# start of Material
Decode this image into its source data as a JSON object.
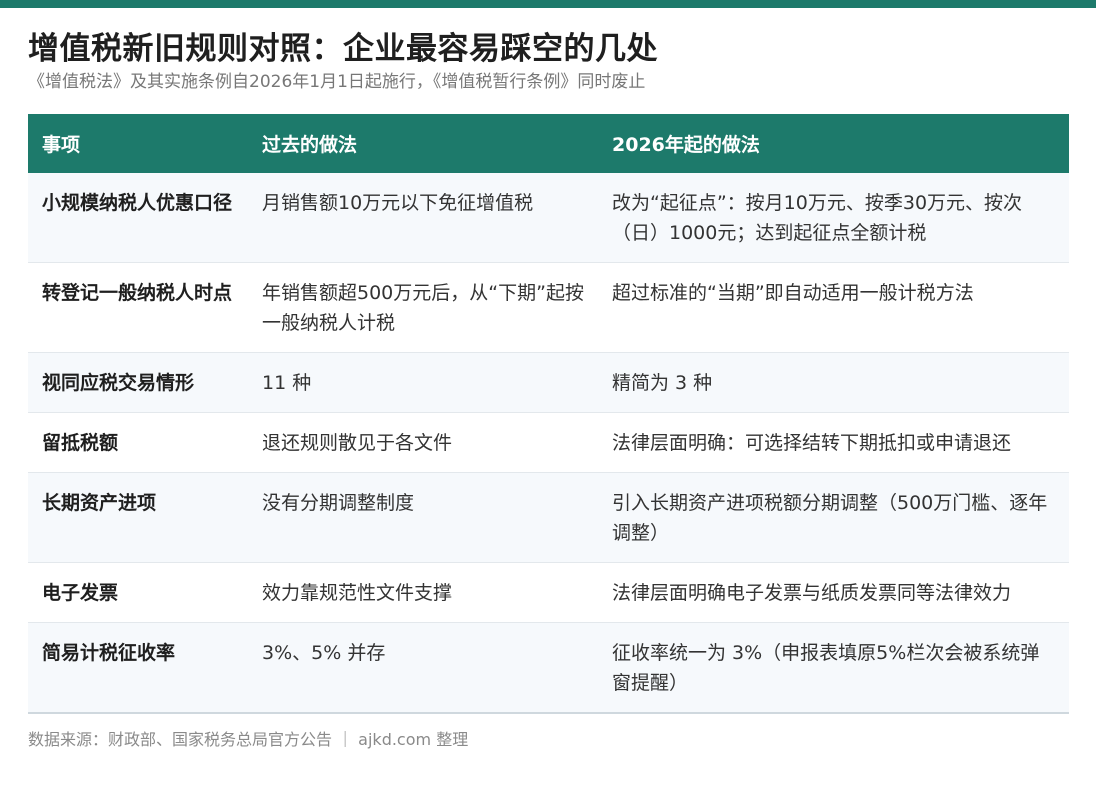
{
  "header": {
    "title": "增值税新旧规则对照：企业最容易踩空的几处",
    "subtitle": "《增值税法》及其实施条例自2026年1月1日起施行，《增值税暂行条例》同时废止"
  },
  "table": {
    "columns": [
      "事项",
      "过去的做法",
      "2026年起的做法"
    ],
    "rows": [
      [
        "小规模纳税人优惠口径",
        "月销售额10万元以下免征增值税",
        "改为“起征点”：按月10万元、按季30万元、按次（日）1000元；达到起征点全额计税"
      ],
      [
        "转登记一般纳税人时点",
        "年销售额超500万元后，从“下期”起按一般纳税人计税",
        "超过标准的“当期”即自动适用一般计税方法"
      ],
      [
        "视同应税交易情形",
        "11 种",
        "精简为 3 种"
      ],
      [
        "留抵税额",
        "退还规则散见于各文件",
        "法律层面明确：可选择结转下期抵扣或申请退还"
      ],
      [
        "长期资产进项",
        "没有分期调整制度",
        "引入长期资产进项税额分期调整（500万门槛、逐年调整）"
      ],
      [
        "电子发票",
        "效力靠规范性文件支撑",
        "法律层面明确电子发票与纸质发票同等法律效力"
      ],
      [
        "简易计税征收率",
        "3%、5% 并存",
        "征收率统一为 3%（申报表填原5%栏次会被系统弹窗提醒）"
      ]
    ]
  },
  "footer": {
    "source": "数据来源：财政部、国家税务总局官方公告 ｜ ajkd.com 整理"
  },
  "colors": {
    "accent": "#1d7a6b",
    "row_alt": "#f6f9fc"
  }
}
# end of Material
(Given problem)
Except for the pictures, reproduce every line exactly.

(The completed task)
Decode this image into its source data as a JSON object.
{
  "header": {
    "title": "增值税新旧规则对照：企业最容易踩空的几处",
    "subtitle": "《增值税法》及其实施条例自2026年1月1日起施行，《增值税暂行条例》同时废止"
  },
  "table": {
    "columns": [
      "事项",
      "过去的做法",
      "2026年起的做法"
    ],
    "rows": [
      [
        "小规模纳税人优惠口径",
        "月销售额10万元以下免征增值税",
        "改为“起征点”：按月10万元、按季30万元、按次（日）1000元；达到起征点全额计税"
      ],
      [
        "转登记一般纳税人时点",
        "年销售额超500万元后，从“下期”起按一般纳税人计税",
        "超过标准的“当期”即自动适用一般计税方法"
      ],
      [
        "视同应税交易情形",
        "11 种",
        "精简为 3 种"
      ],
      [
        "留抵税额",
        "退还规则散见于各文件",
        "法律层面明确：可选择结转下期抵扣或申请退还"
      ],
      [
        "长期资产进项",
        "没有分期调整制度",
        "引入长期资产进项税额分期调整（500万门槛、逐年调整）"
      ],
      [
        "电子发票",
        "效力靠规范性文件支撑",
        "法律层面明确电子发票与纸质发票同等法律效力"
      ],
      [
        "简易计税征收率",
        "3%、5% 并存",
        "征收率统一为 3%（申报表填原5%栏次会被系统弹窗提醒）"
      ]
    ]
  },
  "footer": {
    "source": "数据来源：财政部、国家税务总局官方公告 ｜ ajkd.com 整理"
  },
  "colors": {
    "accent": "#1d7a6b",
    "row_alt": "#f6f9fc"
  }
}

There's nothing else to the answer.